Print all records exactly, leaving nothing out.
## start
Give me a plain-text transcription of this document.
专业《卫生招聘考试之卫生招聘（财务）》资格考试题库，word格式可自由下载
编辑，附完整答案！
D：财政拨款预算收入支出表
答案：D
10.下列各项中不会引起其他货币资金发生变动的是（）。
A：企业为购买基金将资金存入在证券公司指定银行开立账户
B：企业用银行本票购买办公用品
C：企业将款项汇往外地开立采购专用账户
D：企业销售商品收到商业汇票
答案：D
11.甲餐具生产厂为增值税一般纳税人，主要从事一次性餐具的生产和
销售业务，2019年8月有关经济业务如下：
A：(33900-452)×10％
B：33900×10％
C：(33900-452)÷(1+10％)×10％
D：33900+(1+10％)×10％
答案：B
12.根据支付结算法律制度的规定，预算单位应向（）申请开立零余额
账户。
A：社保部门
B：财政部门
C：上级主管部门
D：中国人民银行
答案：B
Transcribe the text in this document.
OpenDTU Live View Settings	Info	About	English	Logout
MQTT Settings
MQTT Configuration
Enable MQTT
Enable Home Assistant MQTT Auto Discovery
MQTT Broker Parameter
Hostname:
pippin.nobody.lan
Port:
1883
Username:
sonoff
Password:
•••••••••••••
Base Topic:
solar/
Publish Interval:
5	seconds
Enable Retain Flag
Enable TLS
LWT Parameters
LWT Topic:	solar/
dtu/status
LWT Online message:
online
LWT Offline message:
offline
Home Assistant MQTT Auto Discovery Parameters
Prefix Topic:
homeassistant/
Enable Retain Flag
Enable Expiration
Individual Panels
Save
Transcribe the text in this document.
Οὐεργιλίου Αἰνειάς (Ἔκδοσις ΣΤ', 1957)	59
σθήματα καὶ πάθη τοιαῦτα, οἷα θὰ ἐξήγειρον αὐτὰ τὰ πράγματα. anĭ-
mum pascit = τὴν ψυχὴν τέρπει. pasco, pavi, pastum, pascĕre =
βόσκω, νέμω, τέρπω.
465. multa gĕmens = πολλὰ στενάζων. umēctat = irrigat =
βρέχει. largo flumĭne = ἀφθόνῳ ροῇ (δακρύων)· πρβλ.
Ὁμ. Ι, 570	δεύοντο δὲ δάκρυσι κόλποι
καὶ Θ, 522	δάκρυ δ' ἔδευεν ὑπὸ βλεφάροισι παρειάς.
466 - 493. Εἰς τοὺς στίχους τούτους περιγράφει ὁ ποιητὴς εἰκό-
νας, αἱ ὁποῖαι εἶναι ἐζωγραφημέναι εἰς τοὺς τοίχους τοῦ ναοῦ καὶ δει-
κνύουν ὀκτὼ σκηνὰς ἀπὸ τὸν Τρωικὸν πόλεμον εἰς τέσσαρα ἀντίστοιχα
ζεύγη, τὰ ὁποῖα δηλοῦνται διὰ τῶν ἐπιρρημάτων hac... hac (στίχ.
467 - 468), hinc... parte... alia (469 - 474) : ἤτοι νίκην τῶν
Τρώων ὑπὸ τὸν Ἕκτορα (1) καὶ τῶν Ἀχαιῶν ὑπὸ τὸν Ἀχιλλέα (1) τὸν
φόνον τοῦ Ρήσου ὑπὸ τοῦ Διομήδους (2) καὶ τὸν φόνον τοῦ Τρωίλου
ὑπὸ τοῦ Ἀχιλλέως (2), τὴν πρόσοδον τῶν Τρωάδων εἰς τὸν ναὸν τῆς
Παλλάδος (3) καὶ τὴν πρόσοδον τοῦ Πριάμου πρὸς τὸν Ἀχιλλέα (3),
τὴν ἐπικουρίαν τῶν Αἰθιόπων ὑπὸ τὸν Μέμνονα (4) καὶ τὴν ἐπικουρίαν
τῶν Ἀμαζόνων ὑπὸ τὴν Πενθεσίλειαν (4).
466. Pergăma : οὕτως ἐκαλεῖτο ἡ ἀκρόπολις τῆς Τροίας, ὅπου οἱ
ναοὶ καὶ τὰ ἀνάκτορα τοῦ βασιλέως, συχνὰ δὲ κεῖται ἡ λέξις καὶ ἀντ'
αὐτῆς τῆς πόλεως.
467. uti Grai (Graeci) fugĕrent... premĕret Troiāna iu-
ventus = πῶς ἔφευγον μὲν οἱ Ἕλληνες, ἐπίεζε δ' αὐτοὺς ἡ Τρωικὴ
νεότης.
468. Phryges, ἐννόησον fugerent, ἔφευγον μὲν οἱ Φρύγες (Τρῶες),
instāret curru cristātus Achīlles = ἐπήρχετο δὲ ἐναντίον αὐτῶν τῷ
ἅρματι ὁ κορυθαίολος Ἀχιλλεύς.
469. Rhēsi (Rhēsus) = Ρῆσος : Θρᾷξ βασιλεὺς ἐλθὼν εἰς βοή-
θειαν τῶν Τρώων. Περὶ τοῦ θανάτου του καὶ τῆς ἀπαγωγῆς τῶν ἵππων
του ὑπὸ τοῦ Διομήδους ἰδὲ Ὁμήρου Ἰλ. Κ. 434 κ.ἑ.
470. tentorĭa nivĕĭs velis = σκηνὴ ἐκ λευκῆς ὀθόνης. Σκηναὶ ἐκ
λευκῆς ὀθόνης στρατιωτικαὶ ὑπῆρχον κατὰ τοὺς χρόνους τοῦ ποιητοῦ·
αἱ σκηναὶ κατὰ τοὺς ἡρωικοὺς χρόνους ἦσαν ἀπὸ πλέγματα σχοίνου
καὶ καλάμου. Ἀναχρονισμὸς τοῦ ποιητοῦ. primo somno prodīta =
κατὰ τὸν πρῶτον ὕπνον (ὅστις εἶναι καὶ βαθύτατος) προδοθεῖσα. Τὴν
## end
Finished answer:
Give me a plain-text transcription of this document.
专业《卫生招聘考试之卫生招聘（财务）》资格考试题库，word格式可自由下载
编辑，附完整答案！
D：财政拨款预算收入支出表
答案：D
10.下列各项中不会引起其他货币资金发生变动的是（）。
A：企业为购买基金将资金存入在证券公司指定银行开立账户
B：企业用银行本票购买办公用品
C：企业将款项汇往外地开立采购专用账户
D：企业销售商品收到商业汇票
答案：D
11.甲餐具生产厂为增值税一般纳税人，主要从事一次性餐具的生产和
销售业务，2019年8月有关经济业务如下：
A：(33900-452)×10％
B：33900×10％
C：(33900-452)÷(1+10％)×10％
D：33900+(1+10％)×10％
答案：B
12.根据支付结算法律制度的规定，预算单位应向（）申请开立零余额
账户。
A：社保部门
B：财政部门
C：上级主管部门
D：中国人民银行
答案：B
Transcribe the text in this document.
OpenDTU Live View Settings	Info	About	English	Logout
MQTT Settings
MQTT Configuration
Enable MQTT
Enable Home Assistant MQTT Auto Discovery
MQTT Broker Parameter
Hostname:
pippin.nobody.lan
Port:
1883
Username:
sonoff
Password:
•••••••••••••
Base Topic:
solar/
Publish Interval:
5	seconds
Enable Retain Flag
Enable TLS
LWT Parameters
LWT Topic:	solar/
dtu/status
LWT Online message:
online
LWT Offline message:
offline
Home Assistant MQTT Auto Discovery Parameters
Prefix Topic:
homeassistant/
Enable Retain Flag
Enable Expiration
Individual Panels
Save
Transcribe the text in this document.
Οὐεργιλίου Αἰνειάς (Ἔκδοσις ΣΤ', 1957)	59
σθήματα καὶ πάθη τοιαῦτα, οἷα θὰ ἐξήγειρον αὐτὰ τὰ πράγματα. anĭ-
mum pascit = τὴν ψυχὴν τέρπει. pasco, pavi, pastum, pascĕre =
βόσκω, νέμω, τέρπω.
465. multa gĕmens = πολλὰ στενάζων. umēctat = irrigat =
βρέχει. largo flumĭne = ἀφθόνῳ ροῇ (δακρύων)· πρβλ.
Ὁμ. Ι, 570	δεύοντο δὲ δάκρυσι κόλποι
καὶ Θ, 522	δάκρυ δ' ἔδευεν ὑπὸ βλεφάροισι παρειάς.
466 - 493. Εἰς τοὺς στίχους τούτους περιγράφει ὁ ποιητὴς εἰκό-
νας, αἱ ὁποῖαι εἶναι ἐζωγραφημέναι εἰς τοὺς τοίχους τοῦ ναοῦ καὶ δει-
κνύουν ὀκτὼ σκηνὰς ἀπὸ τὸν Τρωικὸν πόλεμον εἰς τέσσαρα ἀντίστοιχα
ζεύγη, τὰ ὁποῖα δηλοῦνται διὰ τῶν ἐπιρρημάτων hac... hac (στίχ.
467 - 468), hinc... parte... alia (469 - 474) : ἤτοι νίκην τῶν
Τρώων ὑπὸ τὸν Ἕκτορα (1) καὶ τῶν Ἀχαιῶν ὑπὸ τὸν Ἀχιλλέα (1) τὸν
φόνον τοῦ Ρήσου ὑπὸ τοῦ Διομήδους (2) καὶ τὸν φόνον τοῦ Τρωίλου
ὑπὸ τοῦ Ἀχιλλέως (2), τὴν πρόσοδον τῶν Τρωάδων εἰς τὸν ναὸν τῆς
Παλλάδος (3) καὶ τὴν πρόσοδον τοῦ Πριάμου πρὸς τὸν Ἀχιλλέα (3),
τὴν ἐπικουρίαν τῶν Αἰθιόπων ὑπὸ τὸν Μέμνονα (4) καὶ τὴν ἐπικουρίαν
τῶν Ἀμαζόνων ὑπὸ τὴν Πενθεσίλειαν (4).
466. Pergăma : οὕτως ἐκαλεῖτο ἡ ἀκρόπολις τῆς Τροίας, ὅπου οἱ
ναοὶ καὶ τὰ ἀνάκτορα τοῦ βασιλέως, συχνὰ δὲ κεῖται ἡ λέξις καὶ ἀντ'
αὐτῆς τῆς πόλεως.
467. uti Grai (Graeci) fugĕrent... premĕret Troiāna iu-
ventus = πῶς ἔφευγον μὲν οἱ Ἕλληνες, ἐπίεζε δ' αὐτοὺς ἡ Τρωικὴ
νεότης.
468. Phryges, ἐννόησον fugerent, ἔφευγον μὲν οἱ Φρύγες (Τρῶες),
instāret curru cristātus Achīlles = ἐπήρχετο δὲ ἐναντίον αὐτῶν τῷ
ἅρματι ὁ κορυθαίολος Ἀχιλλεύς.
469. Rhēsi (Rhēsus) = Ρῆσος : Θρᾷξ βασιλεὺς ἐλθὼν εἰς βοή-
θειαν τῶν Τρώων. Περὶ τοῦ θανάτου του καὶ τῆς ἀπαγωγῆς τῶν ἵππων
του ὑπὸ τοῦ Διομήδους ἰδὲ Ὁμήρου Ἰλ. Κ. 434 κ.ἑ.
470. tentorĭa nivĕĭs velis = σκηνὴ ἐκ λευκῆς ὀθόνης. Σκηναὶ ἐκ
λευκῆς ὀθόνης στρατιωτικαὶ ὑπῆρχον κατὰ τοὺς χρόνους τοῦ ποιητοῦ·
αἱ σκηναὶ κατὰ τοὺς ἡρωικοὺς χρόνους ἦσαν ἀπὸ πλέγματα σχοίνου
καὶ καλάμου. Ἀναχρονισμὸς τοῦ ποιητοῦ. primo somno prodīta =
κατὰ τὸν πρῶτον ὕπνον (ὅστις εἶναι καὶ βαθύτατος) προδοθεῖσα. Τὴν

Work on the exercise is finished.